▶ _Dataset items_:
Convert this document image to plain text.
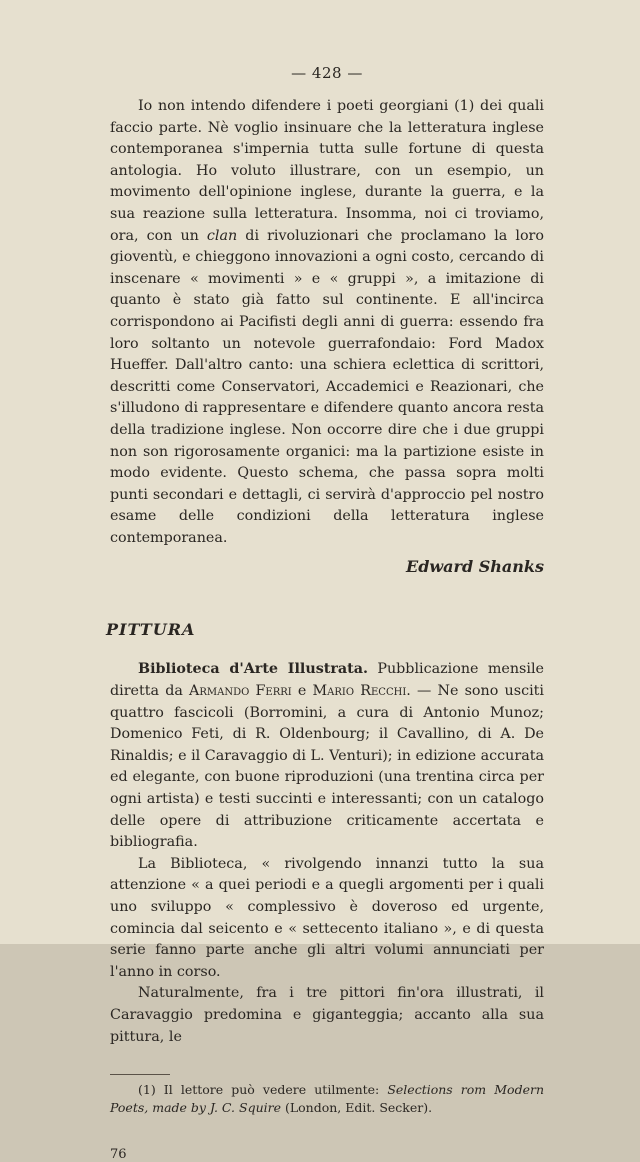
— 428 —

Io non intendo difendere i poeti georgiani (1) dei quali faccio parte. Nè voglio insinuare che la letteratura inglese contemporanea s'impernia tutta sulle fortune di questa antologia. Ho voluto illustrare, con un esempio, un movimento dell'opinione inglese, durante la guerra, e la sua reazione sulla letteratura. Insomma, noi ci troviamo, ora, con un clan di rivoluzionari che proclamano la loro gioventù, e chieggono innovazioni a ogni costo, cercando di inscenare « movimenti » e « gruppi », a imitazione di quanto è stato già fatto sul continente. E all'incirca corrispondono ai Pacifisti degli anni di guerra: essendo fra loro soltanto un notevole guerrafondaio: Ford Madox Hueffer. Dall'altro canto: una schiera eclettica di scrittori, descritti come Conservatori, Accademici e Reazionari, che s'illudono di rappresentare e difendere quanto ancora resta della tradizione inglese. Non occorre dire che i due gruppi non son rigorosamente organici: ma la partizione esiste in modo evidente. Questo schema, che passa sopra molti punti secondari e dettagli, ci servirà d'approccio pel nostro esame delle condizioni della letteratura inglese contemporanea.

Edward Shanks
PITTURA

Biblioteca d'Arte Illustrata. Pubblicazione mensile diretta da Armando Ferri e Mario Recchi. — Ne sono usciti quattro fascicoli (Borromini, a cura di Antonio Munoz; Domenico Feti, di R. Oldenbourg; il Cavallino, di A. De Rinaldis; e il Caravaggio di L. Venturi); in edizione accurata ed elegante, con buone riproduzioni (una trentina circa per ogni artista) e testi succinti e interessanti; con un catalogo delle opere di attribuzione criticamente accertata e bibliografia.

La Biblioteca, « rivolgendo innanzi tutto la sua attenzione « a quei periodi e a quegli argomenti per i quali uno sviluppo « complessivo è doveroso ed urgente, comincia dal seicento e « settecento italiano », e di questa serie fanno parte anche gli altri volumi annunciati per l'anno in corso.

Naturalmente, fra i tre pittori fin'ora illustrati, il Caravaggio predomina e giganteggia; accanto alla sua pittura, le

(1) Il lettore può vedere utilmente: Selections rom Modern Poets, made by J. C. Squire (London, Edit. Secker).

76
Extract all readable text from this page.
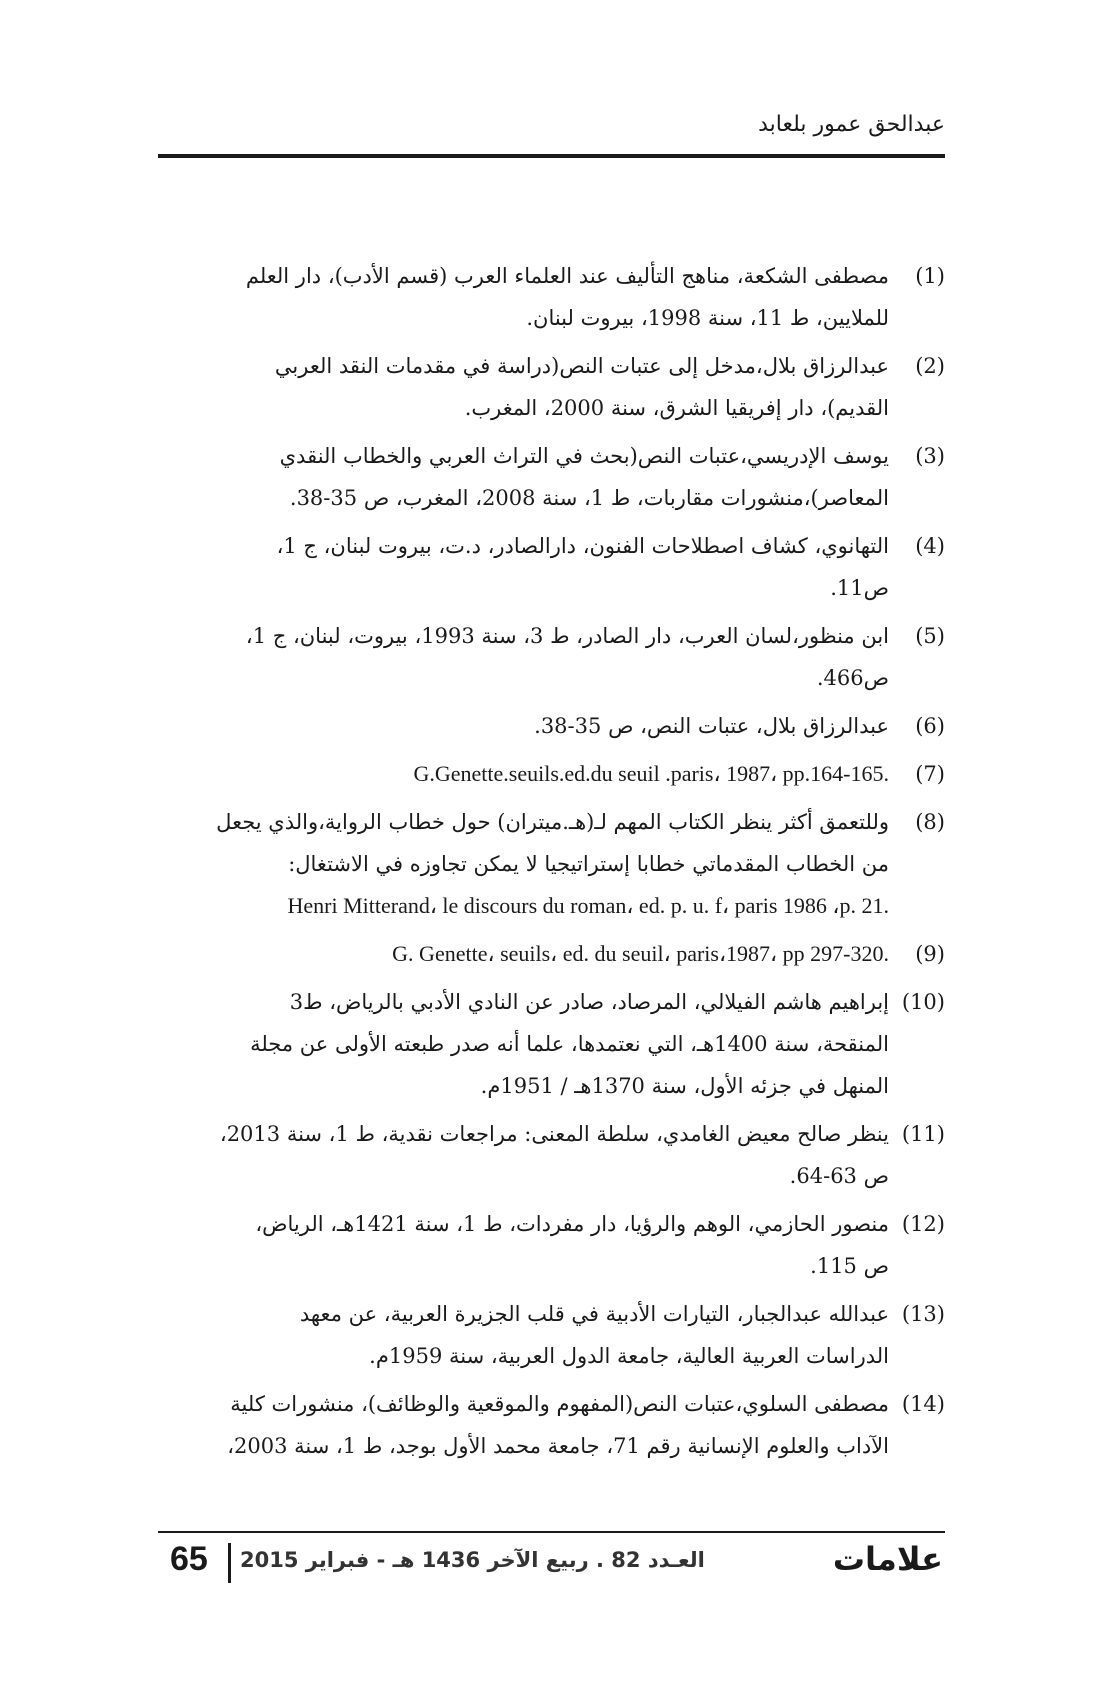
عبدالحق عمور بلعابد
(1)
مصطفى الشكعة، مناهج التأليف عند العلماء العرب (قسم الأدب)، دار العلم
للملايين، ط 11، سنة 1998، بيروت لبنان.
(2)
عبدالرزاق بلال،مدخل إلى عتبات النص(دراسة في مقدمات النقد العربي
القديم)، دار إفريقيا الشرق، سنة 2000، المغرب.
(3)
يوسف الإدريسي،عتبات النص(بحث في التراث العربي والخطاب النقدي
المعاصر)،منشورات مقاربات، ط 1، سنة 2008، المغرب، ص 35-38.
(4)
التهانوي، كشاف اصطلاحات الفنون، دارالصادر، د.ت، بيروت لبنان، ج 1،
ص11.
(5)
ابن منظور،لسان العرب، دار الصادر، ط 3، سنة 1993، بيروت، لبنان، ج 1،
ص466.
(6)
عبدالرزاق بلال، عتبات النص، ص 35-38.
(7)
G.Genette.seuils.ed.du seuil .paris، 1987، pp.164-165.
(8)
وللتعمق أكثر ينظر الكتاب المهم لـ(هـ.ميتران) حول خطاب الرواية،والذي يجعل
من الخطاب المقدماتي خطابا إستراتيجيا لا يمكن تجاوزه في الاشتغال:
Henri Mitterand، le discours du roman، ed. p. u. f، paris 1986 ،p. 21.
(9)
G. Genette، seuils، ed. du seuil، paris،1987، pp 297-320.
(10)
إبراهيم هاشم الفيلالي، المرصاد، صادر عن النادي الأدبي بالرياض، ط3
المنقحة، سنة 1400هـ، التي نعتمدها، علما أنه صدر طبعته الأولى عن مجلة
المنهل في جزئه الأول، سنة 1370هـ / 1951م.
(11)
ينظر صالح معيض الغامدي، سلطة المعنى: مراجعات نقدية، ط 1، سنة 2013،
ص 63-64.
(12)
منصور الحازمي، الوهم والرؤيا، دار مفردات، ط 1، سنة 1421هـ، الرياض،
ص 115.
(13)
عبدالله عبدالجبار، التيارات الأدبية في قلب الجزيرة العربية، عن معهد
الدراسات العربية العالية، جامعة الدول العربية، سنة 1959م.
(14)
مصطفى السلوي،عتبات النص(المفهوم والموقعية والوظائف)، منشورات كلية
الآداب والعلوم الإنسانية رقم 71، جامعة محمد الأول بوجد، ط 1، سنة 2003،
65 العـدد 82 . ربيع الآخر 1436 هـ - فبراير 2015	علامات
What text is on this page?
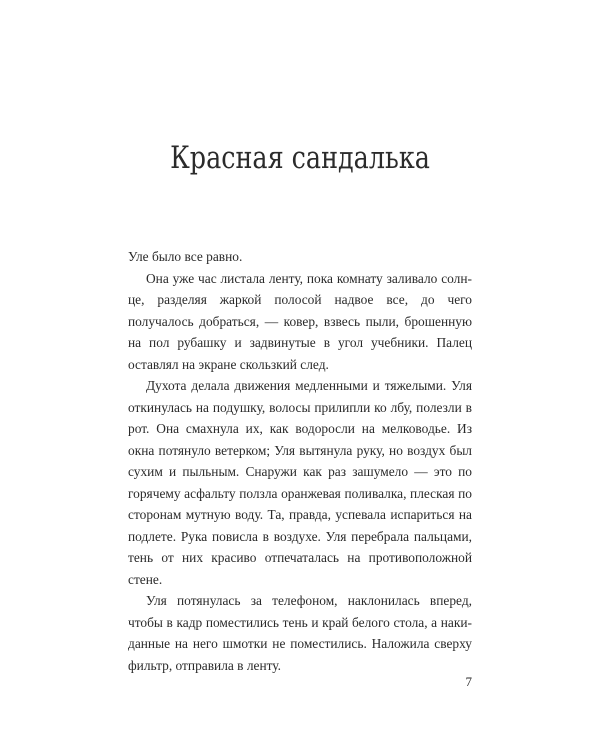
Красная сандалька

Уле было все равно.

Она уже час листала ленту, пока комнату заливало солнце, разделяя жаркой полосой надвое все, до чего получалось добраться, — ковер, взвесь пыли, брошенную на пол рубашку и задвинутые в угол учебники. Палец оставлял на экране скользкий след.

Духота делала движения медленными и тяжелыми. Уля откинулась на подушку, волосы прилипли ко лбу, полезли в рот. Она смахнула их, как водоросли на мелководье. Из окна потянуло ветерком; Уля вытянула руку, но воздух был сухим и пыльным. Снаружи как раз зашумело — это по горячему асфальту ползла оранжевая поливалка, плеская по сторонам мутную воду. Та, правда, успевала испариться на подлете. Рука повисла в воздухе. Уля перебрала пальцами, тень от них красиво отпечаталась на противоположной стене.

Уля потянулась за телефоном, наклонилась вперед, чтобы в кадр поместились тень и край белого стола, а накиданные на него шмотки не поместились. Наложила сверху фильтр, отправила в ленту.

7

▶ _Work to complete_: Where a line of the material above holds the string "جامعة", copy that line.

▶ _Correct result_:
الدراسات العربية العالية، جامعة الدول العربية، سنة 1959م.
الآداب والعلوم الإنسانية رقم 71، جامعة محمد الأول بوجد، ط 1، سنة 2003،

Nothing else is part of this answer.